───── Records for processing

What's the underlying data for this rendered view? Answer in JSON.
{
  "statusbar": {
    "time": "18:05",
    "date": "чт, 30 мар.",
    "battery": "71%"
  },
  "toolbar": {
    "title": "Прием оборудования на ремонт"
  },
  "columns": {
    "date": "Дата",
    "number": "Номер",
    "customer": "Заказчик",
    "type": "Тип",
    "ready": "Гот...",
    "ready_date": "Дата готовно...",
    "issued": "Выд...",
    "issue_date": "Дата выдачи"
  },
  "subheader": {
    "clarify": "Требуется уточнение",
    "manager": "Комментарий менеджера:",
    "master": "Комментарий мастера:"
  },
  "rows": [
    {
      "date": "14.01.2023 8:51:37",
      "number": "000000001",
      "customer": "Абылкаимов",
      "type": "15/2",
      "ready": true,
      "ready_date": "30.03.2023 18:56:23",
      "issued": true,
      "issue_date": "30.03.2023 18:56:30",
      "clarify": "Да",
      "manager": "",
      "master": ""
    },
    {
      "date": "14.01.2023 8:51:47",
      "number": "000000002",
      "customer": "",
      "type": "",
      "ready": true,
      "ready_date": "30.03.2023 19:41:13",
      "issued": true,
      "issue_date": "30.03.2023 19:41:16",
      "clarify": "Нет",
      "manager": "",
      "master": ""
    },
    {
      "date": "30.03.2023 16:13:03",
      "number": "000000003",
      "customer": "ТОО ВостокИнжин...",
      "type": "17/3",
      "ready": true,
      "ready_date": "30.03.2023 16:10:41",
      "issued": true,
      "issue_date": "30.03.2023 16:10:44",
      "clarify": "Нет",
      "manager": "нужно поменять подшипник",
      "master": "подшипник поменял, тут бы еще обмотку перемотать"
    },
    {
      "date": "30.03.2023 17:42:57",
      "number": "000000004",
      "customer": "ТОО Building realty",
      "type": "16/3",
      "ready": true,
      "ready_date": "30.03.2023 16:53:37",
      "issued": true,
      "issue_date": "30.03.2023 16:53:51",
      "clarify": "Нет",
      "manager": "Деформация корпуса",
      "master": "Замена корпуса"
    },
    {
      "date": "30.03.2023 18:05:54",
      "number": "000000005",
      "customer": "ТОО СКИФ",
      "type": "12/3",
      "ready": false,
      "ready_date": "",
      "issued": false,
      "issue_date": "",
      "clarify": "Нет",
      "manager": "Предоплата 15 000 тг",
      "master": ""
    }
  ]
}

──────────

Task instructions ::
Output each record exactly, leaving nothing out.

Response to the task ::
What's the underlying data for this rendered view? Answer in JSON.
{
  "statusbar": {
    "time": "18:05",
    "date": "чт, 30 мар.",
    "battery": "71%"
  },
  "toolbar": {
    "title": "Прием оборудования на ремонт"
  },
  "columns": {
    "date": "Дата",
    "number": "Номер",
    "customer": "Заказчик",
    "type": "Тип",
    "ready": "Гот...",
    "ready_date": "Дата готовно...",
    "issued": "Выд...",
    "issue_date": "Дата выдачи"
  },
  "subheader": {
    "clarify": "Требуется уточнение",
    "manager": "Комментарий менеджера:",
    "master": "Комментарий мастера:"
  },
  "rows": [
    {
      "date": "14.01.2023 8:51:37",
      "number": "000000001",
      "customer": "Абылкаимов",
      "type": "15/2",
      "ready": true,
      "ready_date": "30.03.2023 18:56:23",
      "issued": true,
      "issue_date": "30.03.2023 18:56:30",
      "clarify": "Да",
      "manager": "",
      "master": ""
    },
    {
      "date": "14.01.2023 8:51:47",
      "number": "000000002",
      "customer": "",
      "type": "",
      "ready": true,
      "ready_date": "30.03.2023 19:41:13",
      "issued": true,
      "issue_date": "30.03.2023 19:41:16",
      "clarify": "Нет",
      "manager": "",
      "master": ""
    },
    {
      "date": "30.03.2023 16:13:03",
      "number": "000000003",
      "customer": "ТОО ВостокИнжин...",
      "type": "17/3",
      "ready": true,
      "ready_date": "30.03.2023 16:10:41",
      "issued": true,
      "issue_date": "30.03.2023 16:10:44",
      "clarify": "Нет",
      "manager": "нужно поменять подшипник",
      "master": "подшипник поменял, тут бы еще обмотку перемотать"
    },
    {
      "date": "30.03.2023 17:42:57",
      "number": "000000004",
      "customer": "ТОО Building realty",
      "type": "16/3",
      "ready": true,
      "ready_date": "30.03.2023 16:53:37",
      "issued": true,
      "issue_date": "30.03.2023 16:53:51",
      "clarify": "Нет",
      "manager": "Деформация корпуса",
      "master": "Замена корпуса"
    },
    {
      "date": "30.03.2023 18:05:54",
      "number": "000000005",
      "customer": "ТОО СКИФ",
      "type": "12/3",
      "ready": false,
      "ready_date": "",
      "issued": false,
      "issue_date": "",
      "clarify": "Нет",
      "manager": "Предоплата 15 000 тг",
      "master": ""
    }
  ]
}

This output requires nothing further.